Objective: Set out every line bearing the string "server".
BEGIN Material shown
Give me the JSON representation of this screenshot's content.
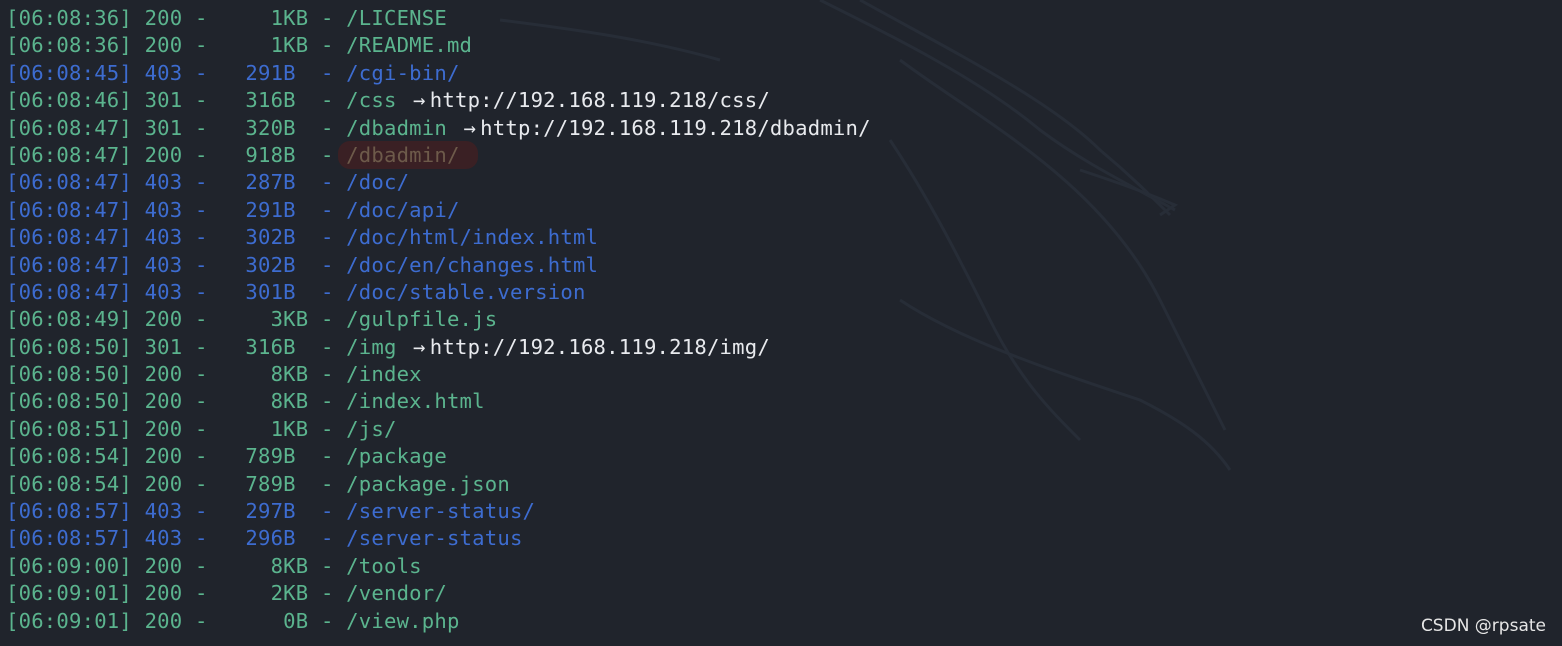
{
  "colors": {
    "background": "#20242c",
    "status_ok": "#5bb48e",
    "status_forbidden": "#3d6cd0",
    "redirect_text": "#e8eaee",
    "highlight_bg": "#3a2024"
  },
  "log_lines": [
    {
      "time": "[06:08:36]",
      "status": "200",
      "size": "  1KB",
      "path": "/LICENSE",
      "redirect": ""
    },
    {
      "time": "[06:08:36]",
      "status": "200",
      "size": "  1KB",
      "path": "/README.md",
      "redirect": ""
    },
    {
      "time": "[06:08:45]",
      "status": "403",
      "size": "291B ",
      "path": "/cgi-bin/",
      "redirect": ""
    },
    {
      "time": "[06:08:46]",
      "status": "301",
      "size": "316B ",
      "path": "/css ",
      "redirect": "http://192.168.119.218/css/"
    },
    {
      "time": "[06:08:47]",
      "status": "301",
      "size": "320B ",
      "path": "/dbadmin ",
      "redirect": "http://192.168.119.218/dbadmin/"
    },
    {
      "time": "[06:08:47]",
      "status": "200",
      "size": "918B ",
      "path": "/dbadmin/",
      "redirect": "",
      "highlight": true
    },
    {
      "time": "[06:08:47]",
      "status": "403",
      "size": "287B ",
      "path": "/doc/",
      "redirect": ""
    },
    {
      "time": "[06:08:47]",
      "status": "403",
      "size": "291B ",
      "path": "/doc/api/",
      "redirect": ""
    },
    {
      "time": "[06:08:47]",
      "status": "403",
      "size": "302B ",
      "path": "/doc/html/index.html",
      "redirect": ""
    },
    {
      "time": "[06:08:47]",
      "status": "403",
      "size": "302B ",
      "path": "/doc/en/changes.html",
      "redirect": ""
    },
    {
      "time": "[06:08:47]",
      "status": "403",
      "size": "301B ",
      "path": "/doc/stable.version",
      "redirect": ""
    },
    {
      "time": "[06:08:49]",
      "status": "200",
      "size": "  3KB",
      "path": "/gulpfile.js",
      "redirect": ""
    },
    {
      "time": "[06:08:50]",
      "status": "301",
      "size": "316B ",
      "path": "/img ",
      "redirect": "http://192.168.119.218/img/"
    },
    {
      "time": "[06:08:50]",
      "status": "200",
      "size": "  8KB",
      "path": "/index",
      "redirect": ""
    },
    {
      "time": "[06:08:50]",
      "status": "200",
      "size": "  8KB",
      "path": "/index.html",
      "redirect": ""
    },
    {
      "time": "[06:08:51]",
      "status": "200",
      "size": "  1KB",
      "path": "/js/",
      "redirect": ""
    },
    {
      "time": "[06:08:54]",
      "status": "200",
      "size": "789B ",
      "path": "/package",
      "redirect": ""
    },
    {
      "time": "[06:08:54]",
      "status": "200",
      "size": "789B ",
      "path": "/package.json",
      "redirect": ""
    },
    {
      "time": "[06:08:57]",
      "status": "403",
      "size": "297B ",
      "path": "/server-status/",
      "redirect": ""
    },
    {
      "time": "[06:08:57]",
      "status": "403",
      "size": "296B ",
      "path": "/server-status",
      "redirect": ""
    },
    {
      "time": "[06:09:00]",
      "status": "200",
      "size": "  8KB",
      "path": "/tools",
      "redirect": ""
    },
    {
      "time": "[06:09:01]",
      "status": "200",
      "size": "  2KB",
      "path": "/vendor/",
      "redirect": ""
    },
    {
      "time": "[06:09:01]",
      "status": "200",
      "size": "   0B",
      "path": "/view.php",
      "redirect": ""
    }
  ],
  "arrow_glyph": "→",
  "watermark": "CSDN @rpsate"
}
END Material shown
Written response:
      "path": "/server-status/",
      "path": "/server-status",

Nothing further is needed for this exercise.